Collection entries
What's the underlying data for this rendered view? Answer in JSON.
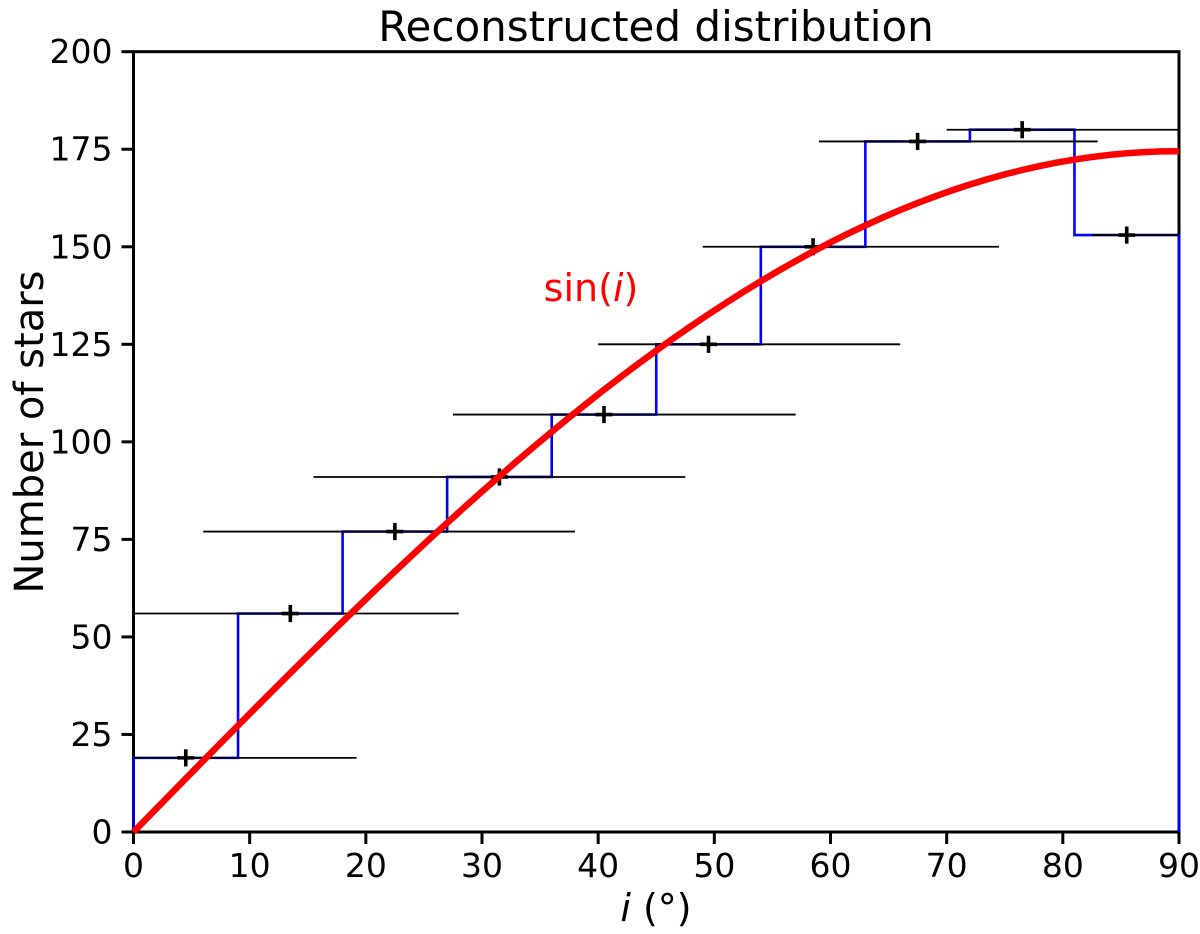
{
  "title": "Reconstructed distribution",
  "axes": {
    "x_label_var": "i",
    "x_label_rest": " (°)",
    "y_label": "Number of stars",
    "x_ticks": [
      0,
      10,
      20,
      30,
      40,
      50,
      60,
      70,
      80,
      90
    ],
    "y_ticks": [
      0,
      25,
      50,
      75,
      100,
      125,
      150,
      175,
      200
    ],
    "xlim": [
      0,
      90
    ],
    "ylim": [
      0,
      200
    ]
  },
  "annotation": {
    "pre": "sin(",
    "arg": "i",
    "post": ")",
    "color": "#ff0000"
  },
  "chart_data": {
    "type": "bar",
    "subtype": "step-histogram with x/y error bars and model curve",
    "title": "Reconstructed distribution",
    "xlabel": "i (deg)",
    "ylabel": "Number of stars",
    "xlim": [
      0,
      90
    ],
    "ylim": [
      0,
      200
    ],
    "grid": false,
    "histogram_color": "#0000ff",
    "error_color": "#000000",
    "bin_edges": [
      0,
      9,
      18,
      27,
      36,
      45,
      54,
      63,
      72,
      81,
      90
    ],
    "counts": [
      19,
      56,
      77,
      91,
      107,
      125,
      150,
      177,
      180,
      153
    ],
    "bins": [
      {
        "x_lo": 0,
        "x_hi": 9,
        "count": 19,
        "err_center": 4.5,
        "err_x_lo": 0,
        "err_x_hi": 19.2,
        "err_y": 2.2
      },
      {
        "x_lo": 9,
        "x_hi": 18,
        "count": 56,
        "err_center": 13.5,
        "err_x_lo": 0,
        "err_x_hi": 28,
        "err_y": 2.2
      },
      {
        "x_lo": 18,
        "x_hi": 27,
        "count": 77,
        "err_center": 22.5,
        "err_x_lo": 6,
        "err_x_hi": 38,
        "err_y": 2.2
      },
      {
        "x_lo": 27,
        "x_hi": 36,
        "count": 91,
        "err_center": 31.5,
        "err_x_lo": 15.5,
        "err_x_hi": 47.5,
        "err_y": 2.2
      },
      {
        "x_lo": 36,
        "x_hi": 45,
        "count": 107,
        "err_center": 40.5,
        "err_x_lo": 27.5,
        "err_x_hi": 57,
        "err_y": 2.2
      },
      {
        "x_lo": 45,
        "x_hi": 54,
        "count": 125,
        "err_center": 49.5,
        "err_x_lo": 40,
        "err_x_hi": 66,
        "err_y": 2.2
      },
      {
        "x_lo": 54,
        "x_hi": 63,
        "count": 150,
        "err_center": 58.5,
        "err_x_lo": 49,
        "err_x_hi": 74.5,
        "err_y": 2.2
      },
      {
        "x_lo": 63,
        "x_hi": 72,
        "count": 177,
        "err_center": 67.5,
        "err_x_lo": 59,
        "err_x_hi": 83,
        "err_y": 2.2
      },
      {
        "x_lo": 72,
        "x_hi": 81,
        "count": 180,
        "err_center": 76.5,
        "err_x_lo": 70,
        "err_x_hi": 90,
        "err_y": 2.2
      },
      {
        "x_lo": 81,
        "x_hi": 90,
        "count": 153,
        "err_center": 85.5,
        "err_x_lo": 82.5,
        "err_x_hi": 90,
        "err_y": 2.2
      }
    ],
    "curve": {
      "label": "sin(i)",
      "formula": "N(i) = A * sin(i)",
      "amplitude": 174.5,
      "color": "#ff0000"
    }
  }
}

Required task>
Keep the pictures out and write out the records exactly.

Exercise output>
What's the underlying data for this rendered view? Answer in JSON.
{
  "title": "Reconstructed distribution",
  "axes": {
    "x_label_var": "i",
    "x_label_rest": " (°)",
    "y_label": "Number of stars",
    "x_ticks": [
      0,
      10,
      20,
      30,
      40,
      50,
      60,
      70,
      80,
      90
    ],
    "y_ticks": [
      0,
      25,
      50,
      75,
      100,
      125,
      150,
      175,
      200
    ],
    "xlim": [
      0,
      90
    ],
    "ylim": [
      0,
      200
    ]
  },
  "annotation": {
    "pre": "sin(",
    "arg": "i",
    "post": ")",
    "color": "#ff0000"
  },
  "chart_data": {
    "type": "bar",
    "subtype": "step-histogram with x/y error bars and model curve",
    "title": "Reconstructed distribution",
    "xlabel": "i (deg)",
    "ylabel": "Number of stars",
    "xlim": [
      0,
      90
    ],
    "ylim": [
      0,
      200
    ],
    "grid": false,
    "histogram_color": "#0000ff",
    "error_color": "#000000",
    "bin_edges": [
      0,
      9,
      18,
      27,
      36,
      45,
      54,
      63,
      72,
      81,
      90
    ],
    "counts": [
      19,
      56,
      77,
      91,
      107,
      125,
      150,
      177,
      180,
      153
    ],
    "bins": [
      {
        "x_lo": 0,
        "x_hi": 9,
        "count": 19,
        "err_center": 4.5,
        "err_x_lo": 0,
        "err_x_hi": 19.2,
        "err_y": 2.2
      },
      {
        "x_lo": 9,
        "x_hi": 18,
        "count": 56,
        "err_center": 13.5,
        "err_x_lo": 0,
        "err_x_hi": 28,
        "err_y": 2.2
      },
      {
        "x_lo": 18,
        "x_hi": 27,
        "count": 77,
        "err_center": 22.5,
        "err_x_lo": 6,
        "err_x_hi": 38,
        "err_y": 2.2
      },
      {
        "x_lo": 27,
        "x_hi": 36,
        "count": 91,
        "err_center": 31.5,
        "err_x_lo": 15.5,
        "err_x_hi": 47.5,
        "err_y": 2.2
      },
      {
        "x_lo": 36,
        "x_hi": 45,
        "count": 107,
        "err_center": 40.5,
        "err_x_lo": 27.5,
        "err_x_hi": 57,
        "err_y": 2.2
      },
      {
        "x_lo": 45,
        "x_hi": 54,
        "count": 125,
        "err_center": 49.5,
        "err_x_lo": 40,
        "err_x_hi": 66,
        "err_y": 2.2
      },
      {
        "x_lo": 54,
        "x_hi": 63,
        "count": 150,
        "err_center": 58.5,
        "err_x_lo": 49,
        "err_x_hi": 74.5,
        "err_y": 2.2
      },
      {
        "x_lo": 63,
        "x_hi": 72,
        "count": 177,
        "err_center": 67.5,
        "err_x_lo": 59,
        "err_x_hi": 83,
        "err_y": 2.2
      },
      {
        "x_lo": 72,
        "x_hi": 81,
        "count": 180,
        "err_center": 76.5,
        "err_x_lo": 70,
        "err_x_hi": 90,
        "err_y": 2.2
      },
      {
        "x_lo": 81,
        "x_hi": 90,
        "count": 153,
        "err_center": 85.5,
        "err_x_lo": 82.5,
        "err_x_hi": 90,
        "err_y": 2.2
      }
    ],
    "curve": {
      "label": "sin(i)",
      "formula": "N(i) = A * sin(i)",
      "amplitude": 174.5,
      "color": "#ff0000"
    }
  }
}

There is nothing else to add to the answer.